Copy the data word for word, keeping every line.
# START OF DATASET EXTRACT
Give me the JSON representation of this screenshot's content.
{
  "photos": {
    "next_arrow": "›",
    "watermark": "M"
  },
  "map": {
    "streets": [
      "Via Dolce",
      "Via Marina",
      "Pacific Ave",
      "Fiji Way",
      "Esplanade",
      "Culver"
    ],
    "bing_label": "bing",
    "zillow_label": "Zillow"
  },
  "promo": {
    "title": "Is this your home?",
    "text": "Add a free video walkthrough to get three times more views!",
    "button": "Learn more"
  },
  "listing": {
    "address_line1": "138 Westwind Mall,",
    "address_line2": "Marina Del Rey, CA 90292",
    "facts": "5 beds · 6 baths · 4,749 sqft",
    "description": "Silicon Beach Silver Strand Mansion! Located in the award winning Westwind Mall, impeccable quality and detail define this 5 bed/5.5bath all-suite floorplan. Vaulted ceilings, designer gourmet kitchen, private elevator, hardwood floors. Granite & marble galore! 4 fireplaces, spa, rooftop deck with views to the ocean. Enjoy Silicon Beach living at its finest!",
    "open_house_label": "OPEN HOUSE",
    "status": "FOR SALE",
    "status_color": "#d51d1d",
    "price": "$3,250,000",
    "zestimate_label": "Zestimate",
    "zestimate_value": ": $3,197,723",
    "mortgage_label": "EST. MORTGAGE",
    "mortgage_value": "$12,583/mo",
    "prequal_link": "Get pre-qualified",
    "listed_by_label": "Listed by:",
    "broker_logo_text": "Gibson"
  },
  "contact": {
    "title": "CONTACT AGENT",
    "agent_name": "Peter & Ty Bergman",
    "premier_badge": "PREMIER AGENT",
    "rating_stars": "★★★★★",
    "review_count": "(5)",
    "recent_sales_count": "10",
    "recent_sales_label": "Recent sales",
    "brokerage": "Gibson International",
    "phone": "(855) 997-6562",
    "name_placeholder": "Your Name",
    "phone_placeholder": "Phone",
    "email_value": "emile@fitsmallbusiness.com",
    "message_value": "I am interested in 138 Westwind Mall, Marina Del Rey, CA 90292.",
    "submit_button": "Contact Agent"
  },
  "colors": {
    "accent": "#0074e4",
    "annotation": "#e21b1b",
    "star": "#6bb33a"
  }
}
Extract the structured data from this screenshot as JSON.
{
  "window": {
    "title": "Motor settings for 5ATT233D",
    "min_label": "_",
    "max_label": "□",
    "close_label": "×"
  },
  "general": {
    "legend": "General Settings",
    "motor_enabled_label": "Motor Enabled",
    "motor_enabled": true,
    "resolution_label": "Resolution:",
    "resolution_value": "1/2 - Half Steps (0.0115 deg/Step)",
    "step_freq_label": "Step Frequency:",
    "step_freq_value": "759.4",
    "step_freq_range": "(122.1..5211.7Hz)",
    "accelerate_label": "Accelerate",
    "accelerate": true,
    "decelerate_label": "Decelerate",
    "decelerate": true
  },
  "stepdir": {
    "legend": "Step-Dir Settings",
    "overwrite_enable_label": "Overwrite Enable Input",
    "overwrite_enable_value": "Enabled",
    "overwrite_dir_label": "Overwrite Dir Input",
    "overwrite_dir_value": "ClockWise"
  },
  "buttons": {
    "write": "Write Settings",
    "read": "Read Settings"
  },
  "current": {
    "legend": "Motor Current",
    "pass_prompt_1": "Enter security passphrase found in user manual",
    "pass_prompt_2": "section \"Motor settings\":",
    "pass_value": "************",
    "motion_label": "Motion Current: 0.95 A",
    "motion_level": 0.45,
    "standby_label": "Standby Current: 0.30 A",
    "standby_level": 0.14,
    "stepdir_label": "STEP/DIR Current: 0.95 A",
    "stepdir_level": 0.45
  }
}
# END OF DATASET EXTRACT
→ THE RESULT:
Give me the JSON representation of this screenshot's content.
{
  "photos": {
    "next_arrow": "›",
    "watermark": "M"
  },
  "map": {
    "streets": [
      "Via Dolce",
      "Via Marina",
      "Pacific Ave",
      "Fiji Way",
      "Esplanade",
      "Culver"
    ],
    "bing_label": "bing",
    "zillow_label": "Zillow"
  },
  "promo": {
    "title": "Is this your home?",
    "text": "Add a free video walkthrough to get three times more views!",
    "button": "Learn more"
  },
  "listing": {
    "address_line1": "138 Westwind Mall,",
    "address_line2": "Marina Del Rey, CA 90292",
    "facts": "5 beds · 6 baths · 4,749 sqft",
    "description": "Silicon Beach Silver Strand Mansion! Located in the award winning Westwind Mall, impeccable quality and detail define this 5 bed/5.5bath all-suite floorplan. Vaulted ceilings, designer gourmet kitchen, private elevator, hardwood floors. Granite & marble galore! 4 fireplaces, spa, rooftop deck with views to the ocean. Enjoy Silicon Beach living at its finest!",
    "open_house_label": "OPEN HOUSE",
    "status": "FOR SALE",
    "status_color": "#d51d1d",
    "price": "$3,250,000",
    "zestimate_label": "Zestimate",
    "zestimate_value": ": $3,197,723",
    "mortgage_label": "EST. MORTGAGE",
    "mortgage_value": "$12,583/mo",
    "prequal_link": "Get pre-qualified",
    "listed_by_label": "Listed by:",
    "broker_logo_text": "Gibson"
  },
  "contact": {
    "title": "CONTACT AGENT",
    "agent_name": "Peter & Ty Bergman",
    "premier_badge": "PREMIER AGENT",
    "rating_stars": "★★★★★",
    "review_count": "(5)",
    "recent_sales_count": "10",
    "recent_sales_label": "Recent sales",
    "brokerage": "Gibson International",
    "phone": "(855) 997-6562",
    "name_placeholder": "Your Name",
    "phone_placeholder": "Phone",
    "email_value": "emile@fitsmallbusiness.com",
    "message_value": "I am interested in 138 Westwind Mall, Marina Del Rey, CA 90292.",
    "submit_button": "Contact Agent"
  },
  "colors": {
    "accent": "#0074e4",
    "annotation": "#e21b1b",
    "star": "#6bb33a"
  }
}
Extract the structured data from this screenshot as JSON.
{
  "window": {
    "title": "Motor settings for 5ATT233D",
    "min_label": "_",
    "max_label": "□",
    "close_label": "×"
  },
  "general": {
    "legend": "General Settings",
    "motor_enabled_label": "Motor Enabled",
    "motor_enabled": true,
    "resolution_label": "Resolution:",
    "resolution_value": "1/2 - Half Steps (0.0115 deg/Step)",
    "step_freq_label": "Step Frequency:",
    "step_freq_value": "759.4",
    "step_freq_range": "(122.1..5211.7Hz)",
    "accelerate_label": "Accelerate",
    "accelerate": true,
    "decelerate_label": "Decelerate",
    "decelerate": true
  },
  "stepdir": {
    "legend": "Step-Dir Settings",
    "overwrite_enable_label": "Overwrite Enable Input",
    "overwrite_enable_value": "Enabled",
    "overwrite_dir_label": "Overwrite Dir Input",
    "overwrite_dir_value": "ClockWise"
  },
  "buttons": {
    "write": "Write Settings",
    "read": "Read Settings"
  },
  "current": {
    "legend": "Motor Current",
    "pass_prompt_1": "Enter security passphrase found in user manual",
    "pass_prompt_2": "section \"Motor settings\":",
    "pass_value": "************",
    "motion_label": "Motion Current: 0.95 A",
    "motion_level": 0.45,
    "standby_label": "Standby Current: 0.30 A",
    "standby_level": 0.14,
    "stepdir_label": "STEP/DIR Current: 0.95 A",
    "stepdir_level": 0.45
  }
}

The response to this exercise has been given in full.